**INSTRUCTIONS FOR THE TASK**
Repeat all entries exactly.

**DATA**
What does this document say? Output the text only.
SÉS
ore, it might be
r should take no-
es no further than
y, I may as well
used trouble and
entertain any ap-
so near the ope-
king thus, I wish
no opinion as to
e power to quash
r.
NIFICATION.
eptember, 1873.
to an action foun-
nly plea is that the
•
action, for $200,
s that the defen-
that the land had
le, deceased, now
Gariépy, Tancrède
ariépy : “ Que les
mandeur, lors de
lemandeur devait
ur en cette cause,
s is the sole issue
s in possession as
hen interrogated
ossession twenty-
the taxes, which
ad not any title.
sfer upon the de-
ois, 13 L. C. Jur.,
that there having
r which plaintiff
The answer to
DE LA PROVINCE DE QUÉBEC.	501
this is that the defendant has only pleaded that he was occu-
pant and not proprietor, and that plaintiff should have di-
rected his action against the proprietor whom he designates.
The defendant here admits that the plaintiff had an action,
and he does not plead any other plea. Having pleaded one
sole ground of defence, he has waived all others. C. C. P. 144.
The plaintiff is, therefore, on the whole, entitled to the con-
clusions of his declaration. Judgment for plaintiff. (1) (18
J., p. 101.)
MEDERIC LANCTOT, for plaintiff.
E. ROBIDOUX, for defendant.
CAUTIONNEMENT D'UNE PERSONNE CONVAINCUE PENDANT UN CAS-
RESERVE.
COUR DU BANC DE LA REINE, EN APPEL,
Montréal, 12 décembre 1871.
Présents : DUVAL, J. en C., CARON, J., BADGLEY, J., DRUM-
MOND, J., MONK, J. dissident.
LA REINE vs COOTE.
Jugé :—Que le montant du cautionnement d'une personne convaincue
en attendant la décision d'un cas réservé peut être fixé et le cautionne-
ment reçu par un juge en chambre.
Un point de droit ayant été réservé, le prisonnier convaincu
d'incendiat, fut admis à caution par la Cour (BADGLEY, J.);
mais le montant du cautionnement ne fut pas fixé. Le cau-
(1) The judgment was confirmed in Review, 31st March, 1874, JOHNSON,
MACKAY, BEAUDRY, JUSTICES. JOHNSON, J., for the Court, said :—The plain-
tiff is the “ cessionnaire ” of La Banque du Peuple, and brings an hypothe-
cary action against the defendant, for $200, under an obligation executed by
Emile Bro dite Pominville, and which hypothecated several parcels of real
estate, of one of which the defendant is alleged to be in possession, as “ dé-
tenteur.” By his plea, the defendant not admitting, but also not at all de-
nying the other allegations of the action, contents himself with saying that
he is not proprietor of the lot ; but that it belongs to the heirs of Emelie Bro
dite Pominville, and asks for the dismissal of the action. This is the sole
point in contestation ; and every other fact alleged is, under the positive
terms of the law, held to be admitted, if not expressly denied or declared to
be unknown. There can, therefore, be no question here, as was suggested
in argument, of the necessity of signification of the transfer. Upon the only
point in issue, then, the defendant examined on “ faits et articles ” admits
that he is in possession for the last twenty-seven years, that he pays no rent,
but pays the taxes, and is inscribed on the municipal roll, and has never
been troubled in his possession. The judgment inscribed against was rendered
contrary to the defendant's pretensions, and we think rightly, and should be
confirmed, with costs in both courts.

**THE RESPONSE**
What does this document say? Output the text only.
SÉS
ore, it might be
r should take no-
es no further than
y, I may as well
used trouble and
entertain any ap-
so near the ope-
king thus, I wish
no opinion as to
e power to quash
r.
NIFICATION.
eptember, 1873.
to an action foun-
nly plea is that the
•
action, for $200,
s that the defen-
that the land had
le, deceased, now
Gariépy, Tancrède
ariépy : “ Que les
mandeur, lors de
lemandeur devait
ur en cette cause,
s is the sole issue
s in possession as
hen interrogated
ossession twenty-
the taxes, which
ad not any title.
sfer upon the de-
ois, 13 L. C. Jur.,
that there having
r which plaintiff
The answer to
DE LA PROVINCE DE QUÉBEC.	501
this is that the defendant has only pleaded that he was occu-
pant and not proprietor, and that plaintiff should have di-
rected his action against the proprietor whom he designates.
The defendant here admits that the plaintiff had an action,
and he does not plead any other plea. Having pleaded one
sole ground of defence, he has waived all others. C. C. P. 144.
The plaintiff is, therefore, on the whole, entitled to the con-
clusions of his declaration. Judgment for plaintiff. (1) (18
J., p. 101.)
MEDERIC LANCTOT, for plaintiff.
E. ROBIDOUX, for defendant.
CAUTIONNEMENT D'UNE PERSONNE CONVAINCUE PENDANT UN CAS-
RESERVE.
COUR DU BANC DE LA REINE, EN APPEL,
Montréal, 12 décembre 1871.
Présents : DUVAL, J. en C., CARON, J., BADGLEY, J., DRUM-
MOND, J., MONK, J. dissident.
LA REINE vs COOTE.
Jugé :—Que le montant du cautionnement d'une personne convaincue
en attendant la décision d'un cas réservé peut être fixé et le cautionne-
ment reçu par un juge en chambre.
Un point de droit ayant été réservé, le prisonnier convaincu
d'incendiat, fut admis à caution par la Cour (BADGLEY, J.);
mais le montant du cautionnement ne fut pas fixé. Le cau-
(1) The judgment was confirmed in Review, 31st March, 1874, JOHNSON,
MACKAY, BEAUDRY, JUSTICES. JOHNSON, J., for the Court, said :—The plain-
tiff is the “ cessionnaire ” of La Banque du Peuple, and brings an hypothe-
cary action against the defendant, for $200, under an obligation executed by
Emile Bro dite Pominville, and which hypothecated several parcels of real
estate, of one of which the defendant is alleged to be in possession, as “ dé-
tenteur.” By his plea, the defendant not admitting, but also not at all de-
nying the other allegations of the action, contents himself with saying that
he is not proprietor of the lot ; but that it belongs to the heirs of Emelie Bro
dite Pominville, and asks for the dismissal of the action. This is the sole
point in contestation ; and every other fact alleged is, under the positive
terms of the law, held to be admitted, if not expressly denied or declared to
be unknown. There can, therefore, be no question here, as was suggested
in argument, of the necessity of signification of the transfer. Upon the only
point in issue, then, the defendant examined on “ faits et articles ” admits
that he is in possession for the last twenty-seven years, that he pays no rent,
but pays the taxes, and is inscribed on the municipal roll, and has never
been troubled in his possession. The judgment inscribed against was rendered
contrary to the defendant's pretensions, and we think rightly, and should be
confirmed, with costs in both courts.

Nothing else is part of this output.